Supplied material:

— BEGIN —

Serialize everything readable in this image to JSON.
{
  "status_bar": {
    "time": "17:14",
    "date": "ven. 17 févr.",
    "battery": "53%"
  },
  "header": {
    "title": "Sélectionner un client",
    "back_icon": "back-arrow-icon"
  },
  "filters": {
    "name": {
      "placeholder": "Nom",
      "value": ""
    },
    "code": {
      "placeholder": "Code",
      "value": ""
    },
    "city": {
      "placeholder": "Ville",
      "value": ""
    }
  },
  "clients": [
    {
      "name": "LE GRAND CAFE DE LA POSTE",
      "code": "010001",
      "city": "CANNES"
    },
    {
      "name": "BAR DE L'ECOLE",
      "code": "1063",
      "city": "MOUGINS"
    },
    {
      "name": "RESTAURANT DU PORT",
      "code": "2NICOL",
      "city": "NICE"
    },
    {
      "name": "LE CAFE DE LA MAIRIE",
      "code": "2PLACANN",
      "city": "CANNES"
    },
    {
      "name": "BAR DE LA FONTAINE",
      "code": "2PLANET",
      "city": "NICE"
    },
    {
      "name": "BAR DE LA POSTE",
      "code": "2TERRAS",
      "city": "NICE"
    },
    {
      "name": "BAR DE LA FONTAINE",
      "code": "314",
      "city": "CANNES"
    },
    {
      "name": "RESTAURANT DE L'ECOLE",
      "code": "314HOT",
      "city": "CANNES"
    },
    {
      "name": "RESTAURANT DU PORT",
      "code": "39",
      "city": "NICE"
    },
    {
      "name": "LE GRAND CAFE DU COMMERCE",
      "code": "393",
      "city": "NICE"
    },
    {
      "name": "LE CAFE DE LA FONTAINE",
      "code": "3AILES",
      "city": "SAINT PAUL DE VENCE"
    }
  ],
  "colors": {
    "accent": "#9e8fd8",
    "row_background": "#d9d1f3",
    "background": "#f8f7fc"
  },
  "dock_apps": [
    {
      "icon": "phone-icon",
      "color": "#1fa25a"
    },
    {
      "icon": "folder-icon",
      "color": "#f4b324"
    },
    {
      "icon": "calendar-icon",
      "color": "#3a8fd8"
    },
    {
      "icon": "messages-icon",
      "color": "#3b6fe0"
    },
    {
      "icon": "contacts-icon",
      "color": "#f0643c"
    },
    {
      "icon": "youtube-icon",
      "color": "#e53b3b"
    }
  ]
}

— END —

The whole listing above needs to be written out again exactly.

Serialize everything readable in this image to JSON.
{
  "status_bar": {
    "time": "17:14",
    "date": "ven. 17 févr.",
    "battery": "53%"
  },
  "header": {
    "title": "Sélectionner un client",
    "back_icon": "back-arrow-icon"
  },
  "filters": {
    "name": {
      "placeholder": "Nom",
      "value": ""
    },
    "code": {
      "placeholder": "Code",
      "value": ""
    },
    "city": {
      "placeholder": "Ville",
      "value": ""
    }
  },
  "clients": [
    {
      "name": "LE GRAND CAFE DE LA POSTE",
      "code": "010001",
      "city": "CANNES"
    },
    {
      "name": "BAR DE L'ECOLE",
      "code": "1063",
      "city": "MOUGINS"
    },
    {
      "name": "RESTAURANT DU PORT",
      "code": "2NICOL",
      "city": "NICE"
    },
    {
      "name": "LE CAFE DE LA MAIRIE",
      "code": "2PLACANN",
      "city": "CANNES"
    },
    {
      "name": "BAR DE LA FONTAINE",
      "code": "2PLANET",
      "city": "NICE"
    },
    {
      "name": "BAR DE LA POSTE",
      "code": "2TERRAS",
      "city": "NICE"
    },
    {
      "name": "BAR DE LA FONTAINE",
      "code": "314",
      "city": "CANNES"
    },
    {
      "name": "RESTAURANT DE L'ECOLE",
      "code": "314HOT",
      "city": "CANNES"
    },
    {
      "name": "RESTAURANT DU PORT",
      "code": "39",
      "city": "NICE"
    },
    {
      "name": "LE GRAND CAFE DU COMMERCE",
      "code": "393",
      "city": "NICE"
    },
    {
      "name": "LE CAFE DE LA FONTAINE",
      "code": "3AILES",
      "city": "SAINT PAUL DE VENCE"
    }
  ],
  "colors": {
    "accent": "#9e8fd8",
    "row_background": "#d9d1f3",
    "background": "#f8f7fc"
  },
  "dock_apps": [
    {
      "icon": "phone-icon",
      "color": "#1fa25a"
    },
    {
      "icon": "folder-icon",
      "color": "#f4b324"
    },
    {
      "icon": "calendar-icon",
      "color": "#3a8fd8"
    },
    {
      "icon": "messages-icon",
      "color": "#3b6fe0"
    },
    {
      "icon": "contacts-icon",
      "color": "#f0643c"
    },
    {
      "icon": "youtube-icon",
      "color": "#e53b3b"
    }
  ]
}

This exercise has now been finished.